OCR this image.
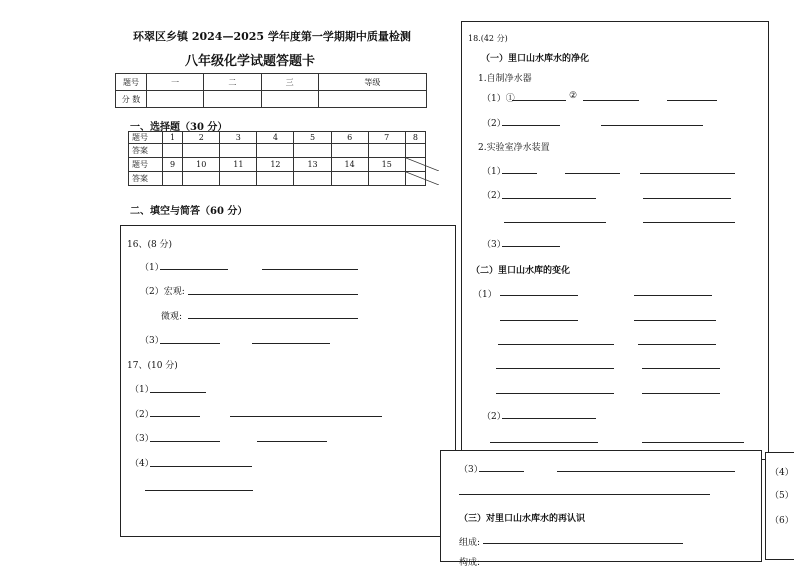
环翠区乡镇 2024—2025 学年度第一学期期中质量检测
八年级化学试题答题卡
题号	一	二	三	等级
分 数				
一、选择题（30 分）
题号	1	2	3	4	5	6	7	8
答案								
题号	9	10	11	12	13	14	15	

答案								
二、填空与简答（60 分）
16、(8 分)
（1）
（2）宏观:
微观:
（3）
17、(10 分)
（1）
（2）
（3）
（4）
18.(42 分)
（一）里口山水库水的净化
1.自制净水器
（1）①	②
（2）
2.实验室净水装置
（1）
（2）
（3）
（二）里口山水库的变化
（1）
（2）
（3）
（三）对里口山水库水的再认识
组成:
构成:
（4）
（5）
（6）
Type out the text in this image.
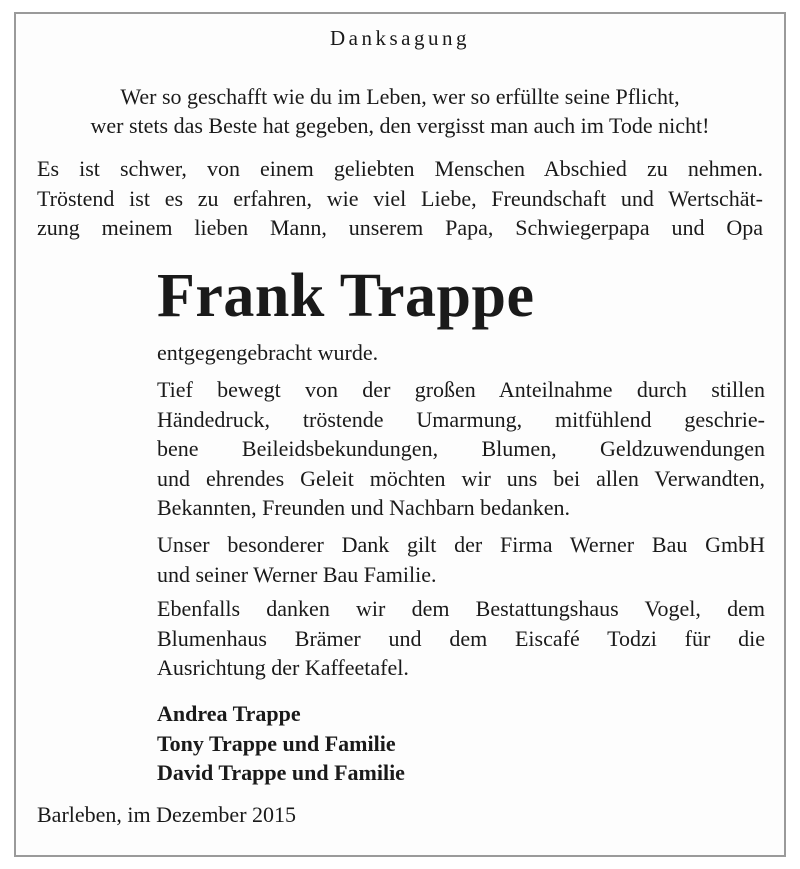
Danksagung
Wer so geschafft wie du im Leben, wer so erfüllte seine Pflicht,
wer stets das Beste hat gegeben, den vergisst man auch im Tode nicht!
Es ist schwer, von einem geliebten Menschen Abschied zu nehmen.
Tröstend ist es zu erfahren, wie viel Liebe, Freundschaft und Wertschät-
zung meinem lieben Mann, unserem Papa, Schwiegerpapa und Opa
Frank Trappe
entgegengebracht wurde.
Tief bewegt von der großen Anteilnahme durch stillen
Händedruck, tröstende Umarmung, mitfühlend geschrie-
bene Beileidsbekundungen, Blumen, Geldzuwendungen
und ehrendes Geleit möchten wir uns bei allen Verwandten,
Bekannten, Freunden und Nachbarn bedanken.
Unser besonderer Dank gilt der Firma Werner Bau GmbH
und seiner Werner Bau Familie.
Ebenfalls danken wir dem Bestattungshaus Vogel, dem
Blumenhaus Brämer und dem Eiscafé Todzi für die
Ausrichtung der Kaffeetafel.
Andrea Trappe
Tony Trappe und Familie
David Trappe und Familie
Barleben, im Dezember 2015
************
Reproduce the material word for word. Any pictures should be left out of the copy.

OCR this image.
环翠区乡镇 2024—2025 学年度第一学期期中质量检测
八年级化学试题答题卡
题号	一	二	三	等级
分 数				
一、选择题（30 分）
题号	1	2	3	4	5	6	7	8
答案								
题号	9	10	11	12	13	14	15	

答案								
二、填空与简答（60 分）
16、(8 分)
（1）
（2）宏观:
微观:
（3）
17、(10 分)
（1）
（2）
（3）
（4）
18.(42 分)
（一）里口山水库水的净化
1.自制净水器
（1）①	②
（2）
2.实验室净水装置
（1）
（2）
（3）
（二）里口山水库的变化
（1）
（2）
（3）
（三）对里口山水库水的再认识
组成:
构成:
（4）
（5）
（6）
Type out the text in this image.
Danksagung
Wer so geschafft wie du im Leben, wer so erfüllte seine Pflicht,
wer stets das Beste hat gegeben, den vergisst man auch im Tode nicht!
Es ist schwer, von einem geliebten Menschen Abschied zu nehmen.
Tröstend ist es zu erfahren, wie viel Liebe, Freundschaft und Wertschät-
zung meinem lieben Mann, unserem Papa, Schwiegerpapa und Opa
Frank Trappe
entgegengebracht wurde.
Tief bewegt von der großen Anteilnahme durch stillen
Händedruck, tröstende Umarmung, mitfühlend geschrie-
bene Beileidsbekundungen, Blumen, Geldzuwendungen
und ehrendes Geleit möchten wir uns bei allen Verwandten,
Bekannten, Freunden und Nachbarn bedanken.
Unser besonderer Dank gilt der Firma Werner Bau GmbH
und seiner Werner Bau Familie.
Ebenfalls danken wir dem Bestattungshaus Vogel, dem
Blumenhaus Brämer und dem Eiscafé Todzi für die
Ausrichtung der Kaffeetafel.
Andrea Trappe
Tony Trappe und Familie
David Trappe und Familie
Barleben, im Dezember 2015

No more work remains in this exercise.